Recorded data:
********************
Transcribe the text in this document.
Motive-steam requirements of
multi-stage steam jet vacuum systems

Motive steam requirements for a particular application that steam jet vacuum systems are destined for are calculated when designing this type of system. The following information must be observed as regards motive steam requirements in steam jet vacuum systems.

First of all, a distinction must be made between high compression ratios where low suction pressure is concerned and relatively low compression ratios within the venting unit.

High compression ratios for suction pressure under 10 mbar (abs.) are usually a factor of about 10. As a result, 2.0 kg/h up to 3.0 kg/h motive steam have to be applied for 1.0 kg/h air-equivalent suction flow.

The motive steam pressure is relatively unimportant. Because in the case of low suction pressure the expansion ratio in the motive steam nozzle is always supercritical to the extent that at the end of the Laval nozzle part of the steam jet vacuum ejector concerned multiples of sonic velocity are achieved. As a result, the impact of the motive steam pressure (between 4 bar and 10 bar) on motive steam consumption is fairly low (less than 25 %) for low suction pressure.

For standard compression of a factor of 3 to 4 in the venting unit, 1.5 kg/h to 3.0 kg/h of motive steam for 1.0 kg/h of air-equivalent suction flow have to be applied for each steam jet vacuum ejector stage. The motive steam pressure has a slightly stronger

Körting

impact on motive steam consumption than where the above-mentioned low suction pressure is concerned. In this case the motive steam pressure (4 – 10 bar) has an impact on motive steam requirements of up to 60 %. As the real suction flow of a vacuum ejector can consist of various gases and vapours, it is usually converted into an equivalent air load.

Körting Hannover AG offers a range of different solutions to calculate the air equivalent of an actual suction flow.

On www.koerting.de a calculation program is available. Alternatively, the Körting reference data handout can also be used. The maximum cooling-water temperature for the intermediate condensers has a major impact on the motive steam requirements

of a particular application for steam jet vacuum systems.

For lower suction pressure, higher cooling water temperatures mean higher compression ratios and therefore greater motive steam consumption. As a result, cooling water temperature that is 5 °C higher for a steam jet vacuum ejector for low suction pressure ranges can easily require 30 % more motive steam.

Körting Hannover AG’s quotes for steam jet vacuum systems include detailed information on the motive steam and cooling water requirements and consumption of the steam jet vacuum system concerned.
********************
### What is required:
Copy each line of the records that contains the word "than".

### The response:
The motive steam pressure is relatively unimportant. Because in the case of low suction pressure the expansion ratio in the motive steam nozzle is always supercritical to the extent that at the end of the Laval nozzle part of the steam jet vacuum ejector concerned multiples of sonic velocity are achieved. As a result, the impact of the motive steam pressure (between 4 bar and 10 bar) on motive steam consumption is fairly low (less than 25 %) for low suction pressure.
impact on motive steam consumption than where the above-mentioned low suction pressure is concerned. In this case the motive steam pressure (4 – 10 bar) has an impact on motive steam requirements of up to 60 %. As the real suction flow of a vacuum ejector can consist of various gases and vapours, it is usually converted into an equivalent air load.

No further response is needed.